### What you have to do
Exactly reproduce all the records, keeping pictures out of the copy.

━━━━━━━━

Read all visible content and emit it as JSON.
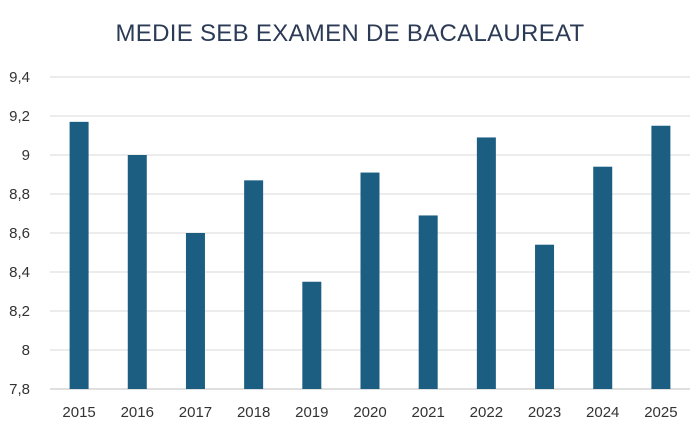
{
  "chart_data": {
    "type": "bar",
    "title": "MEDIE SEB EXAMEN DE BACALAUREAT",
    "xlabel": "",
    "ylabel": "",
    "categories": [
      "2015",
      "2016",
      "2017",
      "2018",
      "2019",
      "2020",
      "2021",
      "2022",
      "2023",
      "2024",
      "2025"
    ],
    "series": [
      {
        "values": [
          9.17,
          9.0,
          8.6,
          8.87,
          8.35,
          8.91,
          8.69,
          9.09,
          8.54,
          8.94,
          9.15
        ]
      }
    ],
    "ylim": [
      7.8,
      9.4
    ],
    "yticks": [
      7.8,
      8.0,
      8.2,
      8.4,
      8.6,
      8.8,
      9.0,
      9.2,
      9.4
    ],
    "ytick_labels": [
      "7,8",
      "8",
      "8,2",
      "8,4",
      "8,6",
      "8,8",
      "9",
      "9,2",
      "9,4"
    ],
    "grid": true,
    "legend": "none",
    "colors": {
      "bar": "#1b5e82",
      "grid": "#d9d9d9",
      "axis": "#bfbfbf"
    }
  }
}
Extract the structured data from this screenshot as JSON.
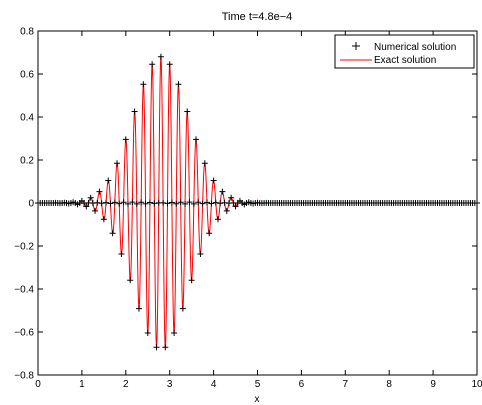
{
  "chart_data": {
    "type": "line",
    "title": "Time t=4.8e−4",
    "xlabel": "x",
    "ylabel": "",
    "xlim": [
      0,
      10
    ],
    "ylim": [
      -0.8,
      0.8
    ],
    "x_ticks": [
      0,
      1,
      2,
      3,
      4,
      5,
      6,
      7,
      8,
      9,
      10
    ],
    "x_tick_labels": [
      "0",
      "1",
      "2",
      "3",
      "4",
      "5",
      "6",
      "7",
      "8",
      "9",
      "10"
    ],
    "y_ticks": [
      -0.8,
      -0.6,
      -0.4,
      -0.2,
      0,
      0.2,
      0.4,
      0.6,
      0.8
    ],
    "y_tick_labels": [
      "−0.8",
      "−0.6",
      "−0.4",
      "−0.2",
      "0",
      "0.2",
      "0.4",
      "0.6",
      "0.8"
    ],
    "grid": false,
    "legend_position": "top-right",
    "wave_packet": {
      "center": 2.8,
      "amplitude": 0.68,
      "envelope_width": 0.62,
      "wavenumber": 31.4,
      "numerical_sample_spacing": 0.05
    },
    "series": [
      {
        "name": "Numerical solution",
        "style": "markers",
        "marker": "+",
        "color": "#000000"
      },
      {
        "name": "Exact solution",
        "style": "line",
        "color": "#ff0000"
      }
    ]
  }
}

━━━━━━━━

### Output below
Read all visible content and emit it as JSON.
{
  "chart_data": {
    "type": "bar",
    "title": "MEDIE SEB EXAMEN DE BACALAUREAT",
    "xlabel": "",
    "ylabel": "",
    "categories": [
      "2015",
      "2016",
      "2017",
      "2018",
      "2019",
      "2020",
      "2021",
      "2022",
      "2023",
      "2024",
      "2025"
    ],
    "series": [
      {
        "values": [
          9.17,
          9.0,
          8.6,
          8.87,
          8.35,
          8.91,
          8.69,
          9.09,
          8.54,
          8.94,
          9.15
        ]
      }
    ],
    "ylim": [
      7.8,
      9.4
    ],
    "yticks": [
      7.8,
      8.0,
      8.2,
      8.4,
      8.6,
      8.8,
      9.0,
      9.2,
      9.4
    ],
    "ytick_labels": [
      "7,8",
      "8",
      "8,2",
      "8,4",
      "8,6",
      "8,8",
      "9",
      "9,2",
      "9,4"
    ],
    "grid": true,
    "legend": "none",
    "colors": {
      "bar": "#1b5e82",
      "grid": "#d9d9d9",
      "axis": "#bfbfbf"
    }
  }
}
Extract the structured data from this screenshot as JSON.
{
  "chart_data": {
    "type": "line",
    "title": "Time t=4.8e−4",
    "xlabel": "x",
    "ylabel": "",
    "xlim": [
      0,
      10
    ],
    "ylim": [
      -0.8,
      0.8
    ],
    "x_ticks": [
      0,
      1,
      2,
      3,
      4,
      5,
      6,
      7,
      8,
      9,
      10
    ],
    "x_tick_labels": [
      "0",
      "1",
      "2",
      "3",
      "4",
      "5",
      "6",
      "7",
      "8",
      "9",
      "10"
    ],
    "y_ticks": [
      -0.8,
      -0.6,
      -0.4,
      -0.2,
      0,
      0.2,
      0.4,
      0.6,
      0.8
    ],
    "y_tick_labels": [
      "−0.8",
      "−0.6",
      "−0.4",
      "−0.2",
      "0",
      "0.2",
      "0.4",
      "0.6",
      "0.8"
    ],
    "grid": false,
    "legend_position": "top-right",
    "wave_packet": {
      "center": 2.8,
      "amplitude": 0.68,
      "envelope_width": 0.62,
      "wavenumber": 31.4,
      "numerical_sample_spacing": 0.05
    },
    "series": [
      {
        "name": "Numerical solution",
        "style": "markers",
        "marker": "+",
        "color": "#000000"
      },
      {
        "name": "Exact solution",
        "style": "line",
        "color": "#ff0000"
      }
    ]
  }
}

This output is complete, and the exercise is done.